--- WHAT YOU ARE ASKED TO DO ---
Leaving out the pictures, retype all the material exactly.

********

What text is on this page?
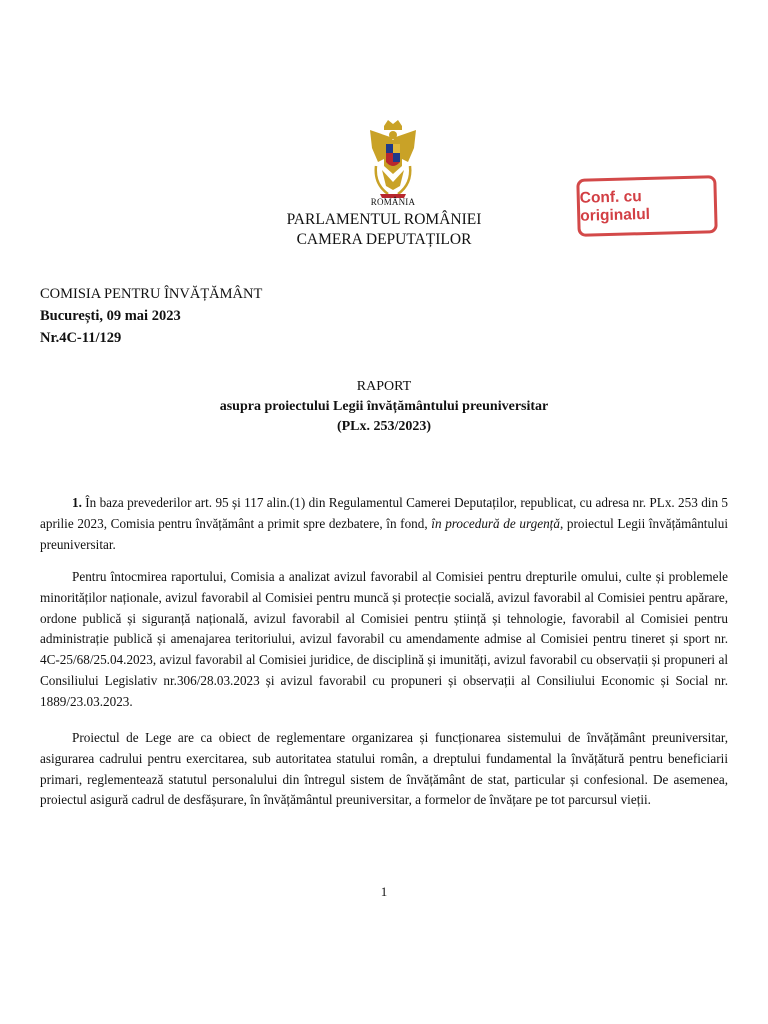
ROMÂNIA	Conf. cu originalul
PARLAMENTUL ROMÂNIEI
CAMERA DEPUTAȚILOR
COMISIA PENTRU ÎNVĂȚĂMÂNT
București, 09 mai 2023
Nr.4C-11/129
RAPORT
asupra proiectului Legii învățământului preuniversitar
(PLx. 253/2023)
1. În baza prevederilor art. 95 și 117 alin.(1) din Regulamentul Camerei Deputaților, republicat, cu adresa nr. PLx. 253 din 5 aprilie 2023, Comisia pentru învățământ a primit spre dezbatere, în fond, în procedură de urgență, proiectul Legii învățământului preuniversitar.
Pentru întocmirea raportului, Comisia a analizat avizul favorabil al Comisiei pentru drepturile omului, culte și problemele minorităților naționale, avizul favorabil al Comisiei pentru muncă și protecție socială, avizul favorabil al Comisiei pentru apărare, ordone publică și siguranță națională, avizul favorabil al Comisiei pentru știință și tehnologie, favorabil al Comisiei pentru administrație publică și amenajarea teritoriului, avizul favorabil cu amendamente admise al Comisiei pentru tineret și sport nr. 4C-25/68/25.04.2023, avizul favorabil al Comisiei juridice, de disciplină și imunități, avizul favorabil cu observații și propuneri al Consiliului Legislativ nr.306/28.03.2023 și avizul favorabil cu propuneri și observații al Consiliului Economic și Social nr. 1889/23.03.2023.
Proiectul de Lege are ca obiect de reglementare organizarea și funcționarea sistemului de învățământ preuniversitar, asigurarea cadrului pentru exercitarea, sub autoritatea statului român, a dreptului fundamental la învățătură pentru beneficiarii primari, reglementează statutul personalului din întregul sistem de învățământ de stat, particular și confesional. De asemenea, proiectul asigură cadrul de desfășurare, în învățământul preuniversitar, a formelor de învățare pe tot parcursul vieții.
1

********

--- REPLY ---
What text is on this page?
ROMÂNIA	Conf. cu originalul
PARLAMENTUL ROMÂNIEI
CAMERA DEPUTAȚILOR
COMISIA PENTRU ÎNVĂȚĂMÂNT
București, 09 mai 2023
Nr.4C-11/129
RAPORT
asupra proiectului Legii învățământului preuniversitar
(PLx. 253/2023)
1. În baza prevederilor art. 95 și 117 alin.(1) din Regulamentul Camerei Deputaților, republicat, cu adresa nr. PLx. 253 din 5 aprilie 2023, Comisia pentru învățământ a primit spre dezbatere, în fond, în procedură de urgență, proiectul Legii învățământului preuniversitar.
Pentru întocmirea raportului, Comisia a analizat avizul favorabil al Comisiei pentru drepturile omului, culte și problemele minorităților naționale, avizul favorabil al Comisiei pentru muncă și protecție socială, avizul favorabil al Comisiei pentru apărare, ordone publică și siguranță națională, avizul favorabil al Comisiei pentru știință și tehnologie, favorabil al Comisiei pentru administrație publică și amenajarea teritoriului, avizul favorabil cu amendamente admise al Comisiei pentru tineret și sport nr. 4C-25/68/25.04.2023, avizul favorabil al Comisiei juridice, de disciplină și imunități, avizul favorabil cu observații și propuneri al Consiliului Legislativ nr.306/28.03.2023 și avizul favorabil cu propuneri și observații al Consiliului Economic și Social nr. 1889/23.03.2023.
Proiectul de Lege are ca obiect de reglementare organizarea și funcționarea sistemului de învățământ preuniversitar, asigurarea cadrului pentru exercitarea, sub autoritatea statului român, a dreptului fundamental la învățătură pentru beneficiarii primari, reglementează statutul personalului din întregul sistem de învățământ de stat, particular și confesional. De asemenea, proiectul asigură cadrul de desfășurare, în învățământul preuniversitar, a formelor de învățare pe tot parcursul vieții.
1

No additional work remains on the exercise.